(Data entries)
════════════════════
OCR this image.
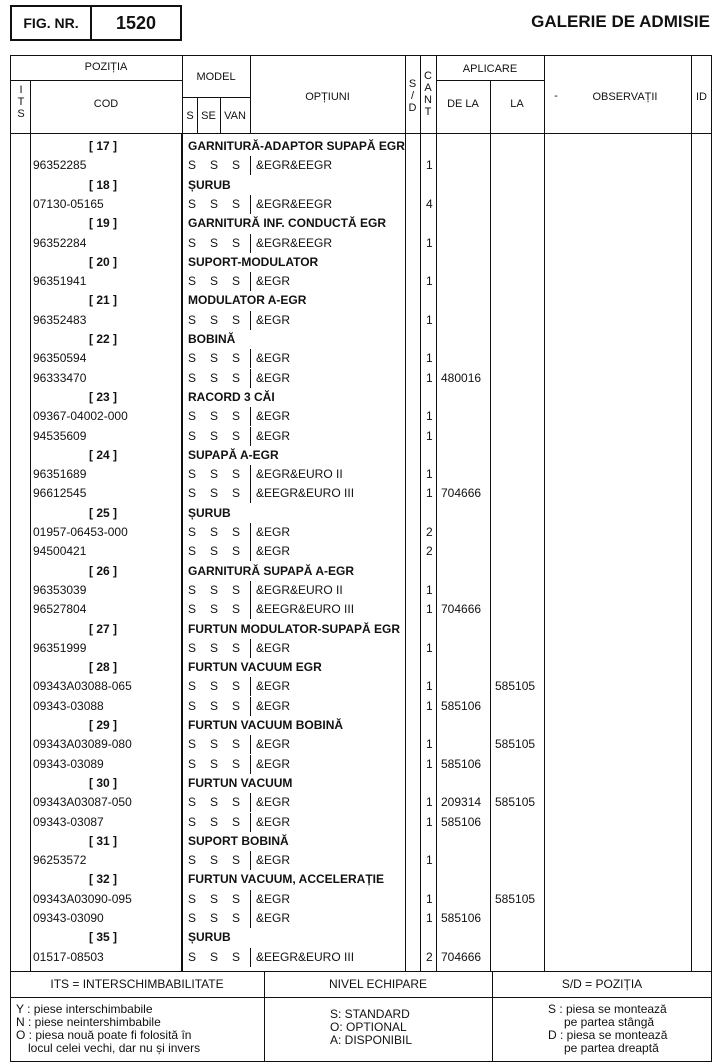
FIG. NR.	1520	GALERIE DE ADMISIE
POZIȚIA
I
T
S
COD
MODEL
S SE VAN
OPȚIUNI
S
/
D
C
A
N
T
APLICARE
DE LA	LA
-	OBSERVAȚII	ID
[ 17 ]	GARNITURĂ-ADAPTOR SUPAPĂ EGR
96352285	S S S &EGR&EEGR	1
[ 18 ]	ȘURUB
07130-05165	S S S &EGR&EEGR	4
[ 19 ]	GARNITURĂ INF. CONDUCTĂ EGR
96352284	S S S &EGR&EEGR	1
[ 20 ]	SUPORT-MODULATOR
96351941	S S S &EGR	1
[ 21 ]	MODULATOR A-EGR
96352483	S S S &EGR	1
[ 22 ]	BOBINĂ
96350594	S S S &EGR	1
96333470	S S S &EGR	1 480016
[ 23 ]	RACORD 3 CĂI
09367-04002-000	S S S &EGR	1
94535609	S S S &EGR	1
[ 24 ]	SUPAPĂ A-EGR
96351689	S S S &EGR&EURO II	1
96612545	S S S &EEGR&EURO III	1 704666
[ 25 ]	ȘURUB
01957-06453-000	S S S &EGR	2
94500421	S S S &EGR	2
[ 26 ]	GARNITURĂ SUPAPĂ A-EGR
96353039	S S S &EGR&EURO II	1
96527804	S S S &EEGR&EURO III	1 704666
[ 27 ]	FURTUN MODULATOR-SUPAPĂ EGR
96351999	S S S &EGR	1
[ 28 ]	FURTUN VACUUM EGR
09343A03088-065	S S S &EGR	1	585105
09343-03088	S S S &EGR	1 585106
[ 29 ]	FURTUN VACUUM BOBINĂ
09343A03089-080	S S S &EGR	1	585105
09343-03089	S S S &EGR	1 585106
[ 30 ]	FURTUN VACUUM
09343A03087-050	S S S &EGR	1 209314 585105
09343-03087	S S S &EGR	1 585106
[ 31 ]	SUPORT BOBINĂ
96253572	S S S &EGR	1
[ 32 ]	FURTUN VACUUM, ACCELERAȚIE
09343A03090-095	S S S &EGR	1	585105
09343-03090	S S S &EGR	1 585106
[ 35 ]	ȘURUB
01517-08503	S S S &EEGR&EURO III	2 704666
ITS = INTERSCHIMBABILITATE	NIVEL ECHIPARE	S/D = POZIȚIA
Y : piese interschimbabile
N : piese neintershimbabile
O : piesa nouă poate fi folosită în
locul celei vechi, dar nu și invers
S: STANDARD
O: OPTIONAL
A: DISPONIBIL
S : piesa se montează
pe partea stângă
D : piesa se montează
pe partea dreaptă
════════════════════
■ THE REQUEST
Transcribe the full listing above exactly, with the images removed.

■ REPLY
OCR this image.
FIG. NR.	1520	GALERIE DE ADMISIE
POZIȚIA
I
T
S
COD
MODEL
S SE VAN
OPȚIUNI
S
/
D
C
A
N
T
APLICARE
DE LA	LA
-	OBSERVAȚII	ID
[ 17 ]	GARNITURĂ-ADAPTOR SUPAPĂ EGR
96352285	S S S &EGR&EEGR	1
[ 18 ]	ȘURUB
07130-05165	S S S &EGR&EEGR	4
[ 19 ]	GARNITURĂ INF. CONDUCTĂ EGR
96352284	S S S &EGR&EEGR	1
[ 20 ]	SUPORT-MODULATOR
96351941	S S S &EGR	1
[ 21 ]	MODULATOR A-EGR
96352483	S S S &EGR	1
[ 22 ]	BOBINĂ
96350594	S S S &EGR	1
96333470	S S S &EGR	1 480016
[ 23 ]	RACORD 3 CĂI
09367-04002-000	S S S &EGR	1
94535609	S S S &EGR	1
[ 24 ]	SUPAPĂ A-EGR
96351689	S S S &EGR&EURO II	1
96612545	S S S &EEGR&EURO III	1 704666
[ 25 ]	ȘURUB
01957-06453-000	S S S &EGR	2
94500421	S S S &EGR	2
[ 26 ]	GARNITURĂ SUPAPĂ A-EGR
96353039	S S S &EGR&EURO II	1
96527804	S S S &EEGR&EURO III	1 704666
[ 27 ]	FURTUN MODULATOR-SUPAPĂ EGR
96351999	S S S &EGR	1
[ 28 ]	FURTUN VACUUM EGR
09343A03088-065	S S S &EGR	1	585105
09343-03088	S S S &EGR	1 585106
[ 29 ]	FURTUN VACUUM BOBINĂ
09343A03089-080	S S S &EGR	1	585105
09343-03089	S S S &EGR	1 585106
[ 30 ]	FURTUN VACUUM
09343A03087-050	S S S &EGR	1 209314 585105
09343-03087	S S S &EGR	1 585106
[ 31 ]	SUPORT BOBINĂ
96253572	S S S &EGR	1
[ 32 ]	FURTUN VACUUM, ACCELERAȚIE
09343A03090-095	S S S &EGR	1	585105
09343-03090	S S S &EGR	1 585106
[ 35 ]	ȘURUB
01517-08503	S S S &EEGR&EURO III	2 704666
ITS = INTERSCHIMBABILITATE	NIVEL ECHIPARE	S/D = POZIȚIA
Y : piese interschimbabile
N : piese neintershimbabile
O : piesa nouă poate fi folosită în
locul celei vechi, dar nu și invers
S: STANDARD
O: OPTIONAL
A: DISPONIBIL
S : piesa se montează
pe partea stângă
D : piesa se montează
pe partea dreaptă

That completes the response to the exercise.